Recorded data
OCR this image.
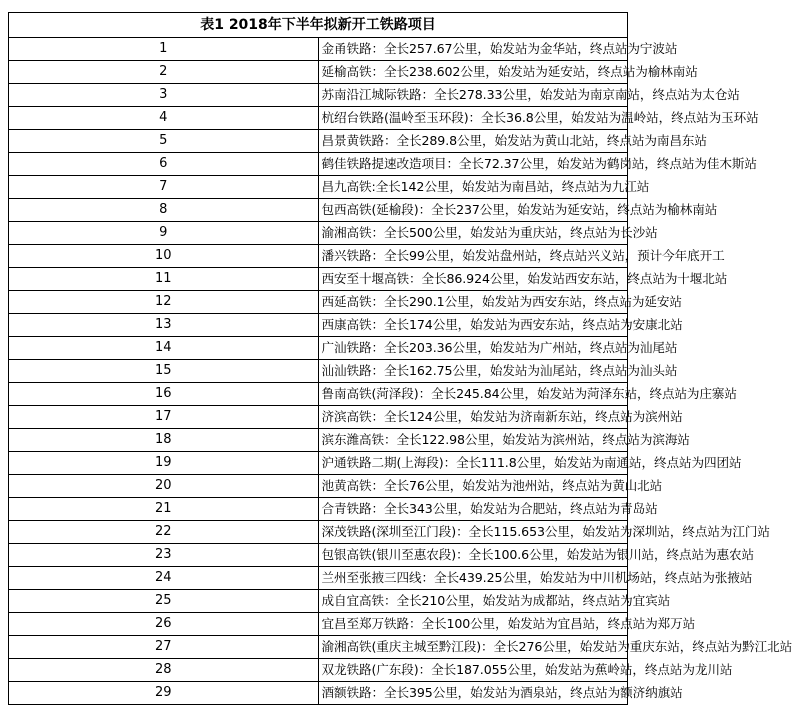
表1 2018年下半年拟新开工铁路项目	
1	金甬铁路：全长257.67公里，始发站为金华站，终点站为宁波站
2	延榆高铁：全长238.602公里，始发站为延安站，终点站为榆林南站
3	苏南沿江城际铁路：全长278.33公里，始发站为南京南站，终点站为太仓站
4	杭绍台铁路(温岭至玉环段)：全长36.8公里，始发站为温岭站，终点站为玉环站
5	昌景黄铁路：全长289.8公里，始发站为黄山北站，终点站为南昌东站
6	鹤佳铁路提速改造项目：全长72.37公里，始发站为鹤岗站，终点站为佳木斯站
7	昌九高铁:全长142公里，始发站为南昌站，终点站为九江站
8	包西高铁(延榆段)：全长237公里，始发站为延安站，终点站为榆林南站
9	渝湘高铁：全长500公里，始发站为重庆站，终点站为长沙站
10	潘兴铁路：全长99公里，始发站盘州站，终点站兴义站，预计今年底开工
11	西安至十堰高铁：全长86.924公里，始发站西安东站，终点站为十堰北站
12	西延高铁：全长290.1公里，始发站为西安东站，终点站为延安站
13	西康高铁：全长174公里，始发站为西安东站，终点站为安康北站
14	广汕铁路：全长203.36公里，始发站为广州站，终点站为汕尾站
15	汕汕铁路：全长162.75公里，始发站为汕尾站，终点站为汕头站
16	鲁南高铁(菏泽段)：全长245.84公里，始发站为菏泽东站，终点站为庄寨站
17	济滨高铁：全长124公里，始发站为济南新东站，终点站为滨州站
18	滨东潍高铁：全长122.98公里，始发站为滨州站，终点站为滨海站
19	沪通铁路二期(上海段)：全长111.8公里，始发站为南通站，终点站为四团站
20	池黄高铁：全长76公里，始发站为池州站，终点站为黄山北站
21	合青铁路：全长343公里，始发站为合肥站，终点站为青岛站
22	深茂铁路(深圳至江门段)：全长115.653公里，始发站为深圳站，终点站为江门站
23	包银高铁(银川至惠农段)：全长100.6公里，始发站为银川站，终点站为惠农站
24	兰州至张掖三四线：全长439.25公里，始发站为中川机场站，终点站为张掖站
25	成自宜高铁：全长210公里，始发站为成都站，终点站为宜宾站
26	宜昌至郑万铁路：全长100公里，始发站为宜昌站，终点站为郑万站
27	渝湘高铁(重庆主城至黔江段)：全长276公里，始发站为重庆东站，终点站为黔江北站
28	双龙铁路(广东段)：全长187.055公里，始发站为蕉岭站，终点站为龙川站
29	酒额铁路：全长395公里，始发站为酒泉站，终点站为额济纳旗站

» TASK
Go through the preceding material and copy each line that has the word "始发站为西安东站".

» ANSWER
12	西延高铁：全长290.1公里，始发站为西安东站，终点站为延安站
13	西康高铁：全长174公里，始发站为西安东站，终点站为安康北站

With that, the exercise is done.